§ **Problem details**
Your answer is a single number: the count of lines that contain the string "object".

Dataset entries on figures
++++++++++

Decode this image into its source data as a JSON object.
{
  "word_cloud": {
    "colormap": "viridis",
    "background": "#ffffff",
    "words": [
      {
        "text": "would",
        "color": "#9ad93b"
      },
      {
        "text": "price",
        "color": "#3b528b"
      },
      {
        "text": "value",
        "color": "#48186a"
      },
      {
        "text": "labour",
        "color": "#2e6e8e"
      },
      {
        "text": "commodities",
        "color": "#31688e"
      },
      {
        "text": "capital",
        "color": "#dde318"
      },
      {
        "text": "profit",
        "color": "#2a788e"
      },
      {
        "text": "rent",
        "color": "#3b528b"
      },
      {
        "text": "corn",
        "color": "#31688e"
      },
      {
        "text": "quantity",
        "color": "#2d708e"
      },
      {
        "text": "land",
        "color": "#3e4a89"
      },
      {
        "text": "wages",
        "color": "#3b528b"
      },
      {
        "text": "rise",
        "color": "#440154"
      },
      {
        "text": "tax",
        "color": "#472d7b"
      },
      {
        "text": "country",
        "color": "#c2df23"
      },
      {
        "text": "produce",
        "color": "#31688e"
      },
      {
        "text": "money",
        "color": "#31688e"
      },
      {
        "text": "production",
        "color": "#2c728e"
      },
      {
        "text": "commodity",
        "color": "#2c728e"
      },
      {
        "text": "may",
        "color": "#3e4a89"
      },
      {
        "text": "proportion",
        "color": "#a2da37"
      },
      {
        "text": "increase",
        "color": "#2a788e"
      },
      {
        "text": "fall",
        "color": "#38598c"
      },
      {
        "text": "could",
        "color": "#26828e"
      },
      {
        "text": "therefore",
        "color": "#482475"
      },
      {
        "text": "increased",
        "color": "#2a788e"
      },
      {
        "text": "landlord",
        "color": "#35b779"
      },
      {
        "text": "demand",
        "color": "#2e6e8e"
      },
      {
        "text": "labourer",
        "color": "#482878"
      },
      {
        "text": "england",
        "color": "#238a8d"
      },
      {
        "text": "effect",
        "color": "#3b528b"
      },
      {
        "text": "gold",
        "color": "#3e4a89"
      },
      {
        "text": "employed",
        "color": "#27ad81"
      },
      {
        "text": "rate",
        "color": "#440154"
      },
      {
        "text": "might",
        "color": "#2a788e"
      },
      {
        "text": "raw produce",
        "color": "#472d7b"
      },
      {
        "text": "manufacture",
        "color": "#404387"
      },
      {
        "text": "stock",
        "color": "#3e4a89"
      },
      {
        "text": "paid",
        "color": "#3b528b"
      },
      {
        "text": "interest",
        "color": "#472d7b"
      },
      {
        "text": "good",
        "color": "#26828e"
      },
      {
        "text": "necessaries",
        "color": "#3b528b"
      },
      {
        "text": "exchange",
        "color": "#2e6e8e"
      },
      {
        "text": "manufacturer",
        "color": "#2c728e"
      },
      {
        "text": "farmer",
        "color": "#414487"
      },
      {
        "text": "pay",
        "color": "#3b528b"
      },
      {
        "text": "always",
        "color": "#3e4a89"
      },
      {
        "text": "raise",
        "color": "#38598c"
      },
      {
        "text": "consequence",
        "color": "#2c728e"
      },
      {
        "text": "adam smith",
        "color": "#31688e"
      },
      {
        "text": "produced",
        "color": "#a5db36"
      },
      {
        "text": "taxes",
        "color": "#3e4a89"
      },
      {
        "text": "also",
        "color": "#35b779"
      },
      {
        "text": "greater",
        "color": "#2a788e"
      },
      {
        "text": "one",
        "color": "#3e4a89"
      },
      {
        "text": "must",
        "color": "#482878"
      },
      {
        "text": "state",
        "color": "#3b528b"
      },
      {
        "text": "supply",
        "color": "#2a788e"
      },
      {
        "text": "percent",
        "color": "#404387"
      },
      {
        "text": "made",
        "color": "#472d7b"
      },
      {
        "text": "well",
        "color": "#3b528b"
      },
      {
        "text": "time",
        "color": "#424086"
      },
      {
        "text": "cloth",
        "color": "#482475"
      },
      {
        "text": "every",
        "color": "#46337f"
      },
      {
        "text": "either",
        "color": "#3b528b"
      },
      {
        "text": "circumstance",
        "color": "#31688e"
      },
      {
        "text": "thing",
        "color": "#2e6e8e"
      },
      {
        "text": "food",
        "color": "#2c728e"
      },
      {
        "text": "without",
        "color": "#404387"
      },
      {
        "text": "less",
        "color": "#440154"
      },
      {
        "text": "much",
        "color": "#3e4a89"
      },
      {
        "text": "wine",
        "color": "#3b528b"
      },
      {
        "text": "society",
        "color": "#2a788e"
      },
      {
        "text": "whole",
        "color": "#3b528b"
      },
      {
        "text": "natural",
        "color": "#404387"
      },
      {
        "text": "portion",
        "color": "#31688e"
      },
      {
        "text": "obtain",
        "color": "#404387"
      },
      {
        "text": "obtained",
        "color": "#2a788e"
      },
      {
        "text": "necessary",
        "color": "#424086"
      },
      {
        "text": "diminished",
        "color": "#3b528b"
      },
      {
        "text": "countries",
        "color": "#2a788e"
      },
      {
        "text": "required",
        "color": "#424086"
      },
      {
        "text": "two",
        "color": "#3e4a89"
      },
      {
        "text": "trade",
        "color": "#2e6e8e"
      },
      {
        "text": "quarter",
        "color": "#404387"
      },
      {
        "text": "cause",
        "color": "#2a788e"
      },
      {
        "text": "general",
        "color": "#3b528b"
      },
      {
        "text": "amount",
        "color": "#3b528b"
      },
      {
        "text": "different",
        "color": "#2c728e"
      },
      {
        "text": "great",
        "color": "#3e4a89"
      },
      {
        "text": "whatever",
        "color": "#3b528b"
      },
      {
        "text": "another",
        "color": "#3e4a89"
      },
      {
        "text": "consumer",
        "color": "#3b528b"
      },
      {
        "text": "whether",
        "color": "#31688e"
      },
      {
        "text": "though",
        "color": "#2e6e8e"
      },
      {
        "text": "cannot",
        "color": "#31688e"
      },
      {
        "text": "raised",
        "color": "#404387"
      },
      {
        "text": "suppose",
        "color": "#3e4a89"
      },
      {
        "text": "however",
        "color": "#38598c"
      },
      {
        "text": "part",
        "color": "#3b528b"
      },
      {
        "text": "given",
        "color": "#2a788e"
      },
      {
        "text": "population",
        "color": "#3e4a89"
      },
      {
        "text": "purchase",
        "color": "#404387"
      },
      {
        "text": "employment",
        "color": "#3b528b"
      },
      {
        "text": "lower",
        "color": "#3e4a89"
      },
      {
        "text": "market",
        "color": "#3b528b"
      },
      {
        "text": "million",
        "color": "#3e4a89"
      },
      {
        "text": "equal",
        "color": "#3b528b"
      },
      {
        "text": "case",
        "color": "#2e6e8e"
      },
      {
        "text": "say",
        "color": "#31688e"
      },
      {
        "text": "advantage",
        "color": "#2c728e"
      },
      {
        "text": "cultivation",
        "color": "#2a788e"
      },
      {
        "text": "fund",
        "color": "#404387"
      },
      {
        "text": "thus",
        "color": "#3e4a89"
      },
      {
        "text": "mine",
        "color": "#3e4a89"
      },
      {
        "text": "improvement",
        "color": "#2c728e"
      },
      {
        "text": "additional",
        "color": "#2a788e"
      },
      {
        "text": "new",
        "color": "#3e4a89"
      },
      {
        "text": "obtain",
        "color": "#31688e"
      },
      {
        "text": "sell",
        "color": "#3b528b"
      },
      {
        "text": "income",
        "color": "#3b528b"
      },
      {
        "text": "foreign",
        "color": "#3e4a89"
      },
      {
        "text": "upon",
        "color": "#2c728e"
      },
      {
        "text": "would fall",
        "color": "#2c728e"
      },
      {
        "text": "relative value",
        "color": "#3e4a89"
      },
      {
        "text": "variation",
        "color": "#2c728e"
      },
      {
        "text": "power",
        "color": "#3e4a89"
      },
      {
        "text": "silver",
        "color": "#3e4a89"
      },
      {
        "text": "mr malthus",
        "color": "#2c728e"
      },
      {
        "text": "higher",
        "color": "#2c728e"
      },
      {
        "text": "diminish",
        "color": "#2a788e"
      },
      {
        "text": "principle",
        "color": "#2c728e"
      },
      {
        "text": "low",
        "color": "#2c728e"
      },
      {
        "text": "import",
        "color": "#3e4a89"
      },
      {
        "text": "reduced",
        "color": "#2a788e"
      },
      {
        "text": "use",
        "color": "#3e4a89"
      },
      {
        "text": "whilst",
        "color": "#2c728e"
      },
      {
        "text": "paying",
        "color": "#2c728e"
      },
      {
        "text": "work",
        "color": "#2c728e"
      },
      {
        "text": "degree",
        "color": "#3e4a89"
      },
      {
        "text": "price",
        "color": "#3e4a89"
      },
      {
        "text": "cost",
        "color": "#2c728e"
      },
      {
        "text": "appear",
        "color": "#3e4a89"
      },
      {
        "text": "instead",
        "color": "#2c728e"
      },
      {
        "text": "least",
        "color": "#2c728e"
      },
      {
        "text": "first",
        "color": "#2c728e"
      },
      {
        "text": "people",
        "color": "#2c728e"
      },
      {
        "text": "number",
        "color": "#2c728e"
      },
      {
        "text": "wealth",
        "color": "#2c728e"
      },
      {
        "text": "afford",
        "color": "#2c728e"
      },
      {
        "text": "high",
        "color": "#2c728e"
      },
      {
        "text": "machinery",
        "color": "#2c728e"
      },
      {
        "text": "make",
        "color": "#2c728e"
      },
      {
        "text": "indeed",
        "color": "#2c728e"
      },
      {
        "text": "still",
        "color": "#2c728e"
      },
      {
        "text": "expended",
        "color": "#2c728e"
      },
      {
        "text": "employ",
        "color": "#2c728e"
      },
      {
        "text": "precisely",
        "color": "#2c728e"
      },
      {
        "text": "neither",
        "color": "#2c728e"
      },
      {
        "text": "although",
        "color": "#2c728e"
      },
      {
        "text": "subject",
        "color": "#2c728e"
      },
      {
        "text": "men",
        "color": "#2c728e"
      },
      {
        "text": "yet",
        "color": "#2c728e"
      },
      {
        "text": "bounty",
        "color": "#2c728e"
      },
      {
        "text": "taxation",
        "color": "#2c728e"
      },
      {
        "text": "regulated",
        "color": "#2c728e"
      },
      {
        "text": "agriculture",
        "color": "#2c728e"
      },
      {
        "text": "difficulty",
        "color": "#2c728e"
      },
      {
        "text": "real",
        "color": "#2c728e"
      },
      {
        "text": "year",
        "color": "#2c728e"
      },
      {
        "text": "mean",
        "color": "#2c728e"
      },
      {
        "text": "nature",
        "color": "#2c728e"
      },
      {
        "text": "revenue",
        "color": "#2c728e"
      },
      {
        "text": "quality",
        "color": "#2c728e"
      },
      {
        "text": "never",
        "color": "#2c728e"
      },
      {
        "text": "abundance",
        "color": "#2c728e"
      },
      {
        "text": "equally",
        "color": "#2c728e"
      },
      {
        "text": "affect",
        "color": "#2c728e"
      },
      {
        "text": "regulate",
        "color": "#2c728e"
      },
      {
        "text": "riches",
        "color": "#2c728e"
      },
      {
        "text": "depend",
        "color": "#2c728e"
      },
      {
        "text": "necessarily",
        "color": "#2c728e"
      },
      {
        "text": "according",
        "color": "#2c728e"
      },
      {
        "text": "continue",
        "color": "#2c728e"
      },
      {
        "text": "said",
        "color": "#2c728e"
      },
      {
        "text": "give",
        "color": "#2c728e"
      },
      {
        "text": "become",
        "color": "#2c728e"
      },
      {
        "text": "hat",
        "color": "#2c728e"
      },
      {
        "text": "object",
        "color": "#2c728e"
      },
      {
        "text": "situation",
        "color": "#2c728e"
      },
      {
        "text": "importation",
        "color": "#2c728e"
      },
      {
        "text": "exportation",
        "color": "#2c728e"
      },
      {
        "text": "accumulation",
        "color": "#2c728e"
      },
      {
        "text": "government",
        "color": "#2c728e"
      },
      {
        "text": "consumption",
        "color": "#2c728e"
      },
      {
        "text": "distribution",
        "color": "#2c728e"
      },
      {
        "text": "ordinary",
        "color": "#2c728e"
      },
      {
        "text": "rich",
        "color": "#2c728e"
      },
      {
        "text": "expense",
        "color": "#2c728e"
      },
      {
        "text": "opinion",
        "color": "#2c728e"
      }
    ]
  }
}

++++++++++

§ **Task result**
2